### WRITTEN TASK
Give a verbatim copy of the lines below, minus the pictures.

### GIVEN DATA
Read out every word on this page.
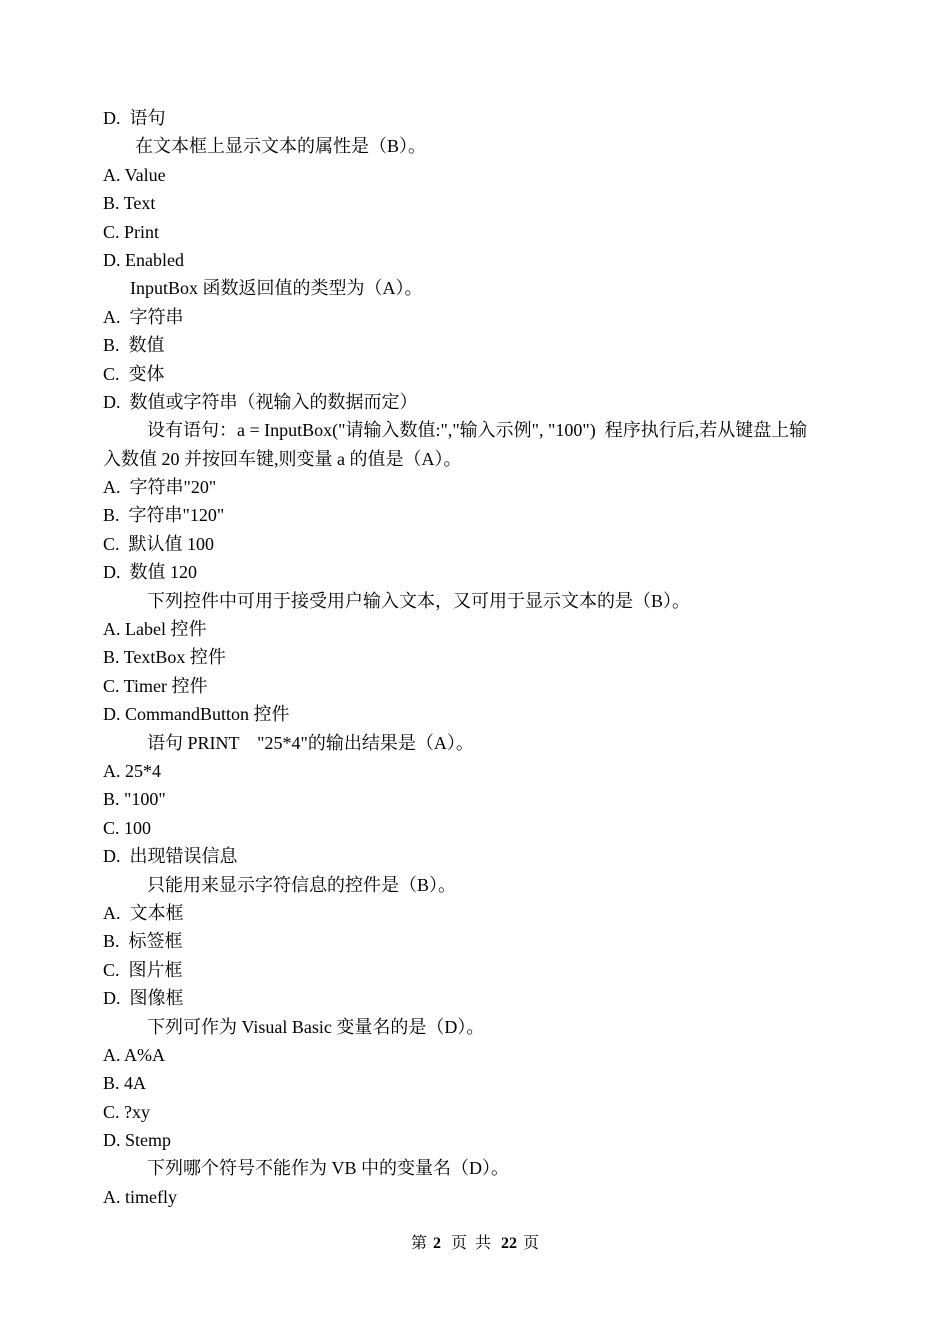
D.  语句
在文本框上显示文本的属性是（B）。
A. Value
B. Text
C. Print
D. Enabled
InputBox 函数返回值的类型为（A）。
A.  字符串
B.  数值
C.  变体
D.  数值或字符串（视输入的数据而定）
设有语句：a = InputBox("请输入数值:","输入示例", "100")  程序执行后,若从键盘上输
入数值 20 并按回车键,则变量 a 的值是（A）。
A.  字符串"20"
B.  字符串"120"
C.  默认值 100
D.  数值 120
下列控件中可用于接受用户输入文本，又可用于显示文本的是（B）。
A. Label 控件
B. TextBox 控件
C. Timer 控件
D. CommandButton 控件
语句 PRINT    "25*4"的输出结果是（A）。
A. 25*4
B. "100"
C. 100
D.  出现错误信息
只能用来显示字符信息的控件是（B）。
A.  文本框
B.  标签框
C.  图片框
D.  图像框
下列可作为 Visual Basic 变量名的是（D）。
A. A%A
B. 4A
C. ?xy
D. Stemp
下列哪个符号不能作为 VB 中的变量名（D）。
A. timefly
第 2 页 共 22 页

### TASK ANSWER
Read out every word on this page.
D.  语句
在文本框上显示文本的属性是（B）。
A. Value
B. Text
C. Print
D. Enabled
InputBox 函数返回值的类型为（A）。
A.  字符串
B.  数值
C.  变体
D.  数值或字符串（视输入的数据而定）
设有语句：a = InputBox("请输入数值:","输入示例", "100")  程序执行后,若从键盘上输
入数值 20 并按回车键,则变量 a 的值是（A）。
A.  字符串"20"
B.  字符串"120"
C.  默认值 100
D.  数值 120
下列控件中可用于接受用户输入文本，又可用于显示文本的是（B）。
A. Label 控件
B. TextBox 控件
C. Timer 控件
D. CommandButton 控件
语句 PRINT    "25*4"的输出结果是（A）。
A. 25*4
B. "100"
C. 100
D.  出现错误信息
只能用来显示字符信息的控件是（B）。
A.  文本框
B.  标签框
C.  图片框
D.  图像框
下列可作为 Visual Basic 变量名的是（D）。
A. A%A
B. 4A
C. ?xy
D. Stemp
下列哪个符号不能作为 VB 中的变量名（D）。
A. timefly
第 2 页 共 22 页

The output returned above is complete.